Print the data exactly, leaving nothing out.
--- begin INPUT ---
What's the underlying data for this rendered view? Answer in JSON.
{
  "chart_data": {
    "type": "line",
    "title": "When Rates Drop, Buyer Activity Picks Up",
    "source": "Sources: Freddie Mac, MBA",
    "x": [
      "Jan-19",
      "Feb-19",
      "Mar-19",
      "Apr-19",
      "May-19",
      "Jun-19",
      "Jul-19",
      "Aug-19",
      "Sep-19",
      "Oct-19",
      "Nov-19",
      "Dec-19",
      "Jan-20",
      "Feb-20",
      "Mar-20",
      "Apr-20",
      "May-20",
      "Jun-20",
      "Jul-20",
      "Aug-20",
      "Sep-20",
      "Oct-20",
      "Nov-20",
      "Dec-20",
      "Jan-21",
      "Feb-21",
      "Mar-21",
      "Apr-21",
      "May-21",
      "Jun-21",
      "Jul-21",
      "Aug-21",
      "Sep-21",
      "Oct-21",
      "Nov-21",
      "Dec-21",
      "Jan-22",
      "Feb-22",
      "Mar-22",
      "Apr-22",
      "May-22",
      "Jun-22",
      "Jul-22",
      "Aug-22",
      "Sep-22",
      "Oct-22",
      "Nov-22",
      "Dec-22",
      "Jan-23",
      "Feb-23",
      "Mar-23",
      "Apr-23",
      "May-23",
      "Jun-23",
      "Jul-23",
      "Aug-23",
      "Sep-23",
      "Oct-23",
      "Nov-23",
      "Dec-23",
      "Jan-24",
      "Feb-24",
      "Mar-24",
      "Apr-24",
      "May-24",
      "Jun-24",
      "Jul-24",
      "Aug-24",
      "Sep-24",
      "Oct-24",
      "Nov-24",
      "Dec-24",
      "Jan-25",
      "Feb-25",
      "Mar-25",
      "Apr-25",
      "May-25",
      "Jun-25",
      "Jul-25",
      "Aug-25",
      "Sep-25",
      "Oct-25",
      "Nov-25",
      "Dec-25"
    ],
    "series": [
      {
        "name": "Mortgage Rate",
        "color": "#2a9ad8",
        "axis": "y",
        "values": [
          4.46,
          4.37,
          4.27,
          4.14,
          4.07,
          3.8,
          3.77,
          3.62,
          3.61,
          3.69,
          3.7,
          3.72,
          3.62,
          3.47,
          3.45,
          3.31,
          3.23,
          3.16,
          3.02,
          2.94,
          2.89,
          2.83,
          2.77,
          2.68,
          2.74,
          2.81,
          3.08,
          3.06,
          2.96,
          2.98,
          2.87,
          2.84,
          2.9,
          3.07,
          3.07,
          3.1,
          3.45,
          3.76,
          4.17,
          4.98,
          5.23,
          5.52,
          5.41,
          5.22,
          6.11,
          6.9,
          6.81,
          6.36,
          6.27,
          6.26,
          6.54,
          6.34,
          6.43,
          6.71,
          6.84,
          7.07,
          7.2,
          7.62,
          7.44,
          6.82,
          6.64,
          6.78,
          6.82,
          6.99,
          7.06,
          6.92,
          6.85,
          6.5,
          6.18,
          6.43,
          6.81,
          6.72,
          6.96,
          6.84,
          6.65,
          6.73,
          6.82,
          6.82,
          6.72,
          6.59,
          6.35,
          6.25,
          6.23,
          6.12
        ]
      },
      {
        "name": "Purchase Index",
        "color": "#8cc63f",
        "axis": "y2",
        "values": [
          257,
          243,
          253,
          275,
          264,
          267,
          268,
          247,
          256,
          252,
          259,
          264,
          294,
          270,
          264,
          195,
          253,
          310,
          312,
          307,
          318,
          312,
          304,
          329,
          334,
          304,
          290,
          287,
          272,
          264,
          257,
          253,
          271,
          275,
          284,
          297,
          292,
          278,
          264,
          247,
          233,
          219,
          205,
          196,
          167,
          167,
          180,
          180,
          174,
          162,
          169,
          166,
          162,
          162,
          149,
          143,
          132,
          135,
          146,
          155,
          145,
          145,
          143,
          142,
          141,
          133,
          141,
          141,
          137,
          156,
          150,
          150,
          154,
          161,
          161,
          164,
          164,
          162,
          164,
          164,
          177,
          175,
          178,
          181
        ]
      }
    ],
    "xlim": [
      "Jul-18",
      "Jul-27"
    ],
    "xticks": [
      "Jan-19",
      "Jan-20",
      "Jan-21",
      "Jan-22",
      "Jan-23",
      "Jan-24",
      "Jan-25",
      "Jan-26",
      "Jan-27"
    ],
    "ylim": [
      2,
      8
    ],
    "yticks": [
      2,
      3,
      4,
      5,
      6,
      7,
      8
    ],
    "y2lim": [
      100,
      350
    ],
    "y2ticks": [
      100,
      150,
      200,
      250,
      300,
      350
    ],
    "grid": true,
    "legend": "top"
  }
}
--- end INPUT ---
## RESULT OF THE TASK
What's the underlying data for this rendered view? Answer in JSON.
{
  "chart_data": {
    "type": "line",
    "title": "When Rates Drop, Buyer Activity Picks Up",
    "source": "Sources: Freddie Mac, MBA",
    "x": [
      "Jan-19",
      "Feb-19",
      "Mar-19",
      "Apr-19",
      "May-19",
      "Jun-19",
      "Jul-19",
      "Aug-19",
      "Sep-19",
      "Oct-19",
      "Nov-19",
      "Dec-19",
      "Jan-20",
      "Feb-20",
      "Mar-20",
      "Apr-20",
      "May-20",
      "Jun-20",
      "Jul-20",
      "Aug-20",
      "Sep-20",
      "Oct-20",
      "Nov-20",
      "Dec-20",
      "Jan-21",
      "Feb-21",
      "Mar-21",
      "Apr-21",
      "May-21",
      "Jun-21",
      "Jul-21",
      "Aug-21",
      "Sep-21",
      "Oct-21",
      "Nov-21",
      "Dec-21",
      "Jan-22",
      "Feb-22",
      "Mar-22",
      "Apr-22",
      "May-22",
      "Jun-22",
      "Jul-22",
      "Aug-22",
      "Sep-22",
      "Oct-22",
      "Nov-22",
      "Dec-22",
      "Jan-23",
      "Feb-23",
      "Mar-23",
      "Apr-23",
      "May-23",
      "Jun-23",
      "Jul-23",
      "Aug-23",
      "Sep-23",
      "Oct-23",
      "Nov-23",
      "Dec-23",
      "Jan-24",
      "Feb-24",
      "Mar-24",
      "Apr-24",
      "May-24",
      "Jun-24",
      "Jul-24",
      "Aug-24",
      "Sep-24",
      "Oct-24",
      "Nov-24",
      "Dec-24",
      "Jan-25",
      "Feb-25",
      "Mar-25",
      "Apr-25",
      "May-25",
      "Jun-25",
      "Jul-25",
      "Aug-25",
      "Sep-25",
      "Oct-25",
      "Nov-25",
      "Dec-25"
    ],
    "series": [
      {
        "name": "Mortgage Rate",
        "color": "#2a9ad8",
        "axis": "y",
        "values": [
          4.46,
          4.37,
          4.27,
          4.14,
          4.07,
          3.8,
          3.77,
          3.62,
          3.61,
          3.69,
          3.7,
          3.72,
          3.62,
          3.47,
          3.45,
          3.31,
          3.23,
          3.16,
          3.02,
          2.94,
          2.89,
          2.83,
          2.77,
          2.68,
          2.74,
          2.81,
          3.08,
          3.06,
          2.96,
          2.98,
          2.87,
          2.84,
          2.9,
          3.07,
          3.07,
          3.1,
          3.45,
          3.76,
          4.17,
          4.98,
          5.23,
          5.52,
          5.41,
          5.22,
          6.11,
          6.9,
          6.81,
          6.36,
          6.27,
          6.26,
          6.54,
          6.34,
          6.43,
          6.71,
          6.84,
          7.07,
          7.2,
          7.62,
          7.44,
          6.82,
          6.64,
          6.78,
          6.82,
          6.99,
          7.06,
          6.92,
          6.85,
          6.5,
          6.18,
          6.43,
          6.81,
          6.72,
          6.96,
          6.84,
          6.65,
          6.73,
          6.82,
          6.82,
          6.72,
          6.59,
          6.35,
          6.25,
          6.23,
          6.12
        ]
      },
      {
        "name": "Purchase Index",
        "color": "#8cc63f",
        "axis": "y2",
        "values": [
          257,
          243,
          253,
          275,
          264,
          267,
          268,
          247,
          256,
          252,
          259,
          264,
          294,
          270,
          264,
          195,
          253,
          310,
          312,
          307,
          318,
          312,
          304,
          329,
          334,
          304,
          290,
          287,
          272,
          264,
          257,
          253,
          271,
          275,
          284,
          297,
          292,
          278,
          264,
          247,
          233,
          219,
          205,
          196,
          167,
          167,
          180,
          180,
          174,
          162,
          169,
          166,
          162,
          162,
          149,
          143,
          132,
          135,
          146,
          155,
          145,
          145,
          143,
          142,
          141,
          133,
          141,
          141,
          137,
          156,
          150,
          150,
          154,
          161,
          161,
          164,
          164,
          162,
          164,
          164,
          177,
          175,
          178,
          181
        ]
      }
    ],
    "xlim": [
      "Jul-18",
      "Jul-27"
    ],
    "xticks": [
      "Jan-19",
      "Jan-20",
      "Jan-21",
      "Jan-22",
      "Jan-23",
      "Jan-24",
      "Jan-25",
      "Jan-26",
      "Jan-27"
    ],
    "ylim": [
      2,
      8
    ],
    "yticks": [
      2,
      3,
      4,
      5,
      6,
      7,
      8
    ],
    "y2lim": [
      100,
      350
    ],
    "y2ticks": [
      100,
      150,
      200,
      250,
      300,
      350
    ],
    "grid": true,
    "legend": "top"
  }
}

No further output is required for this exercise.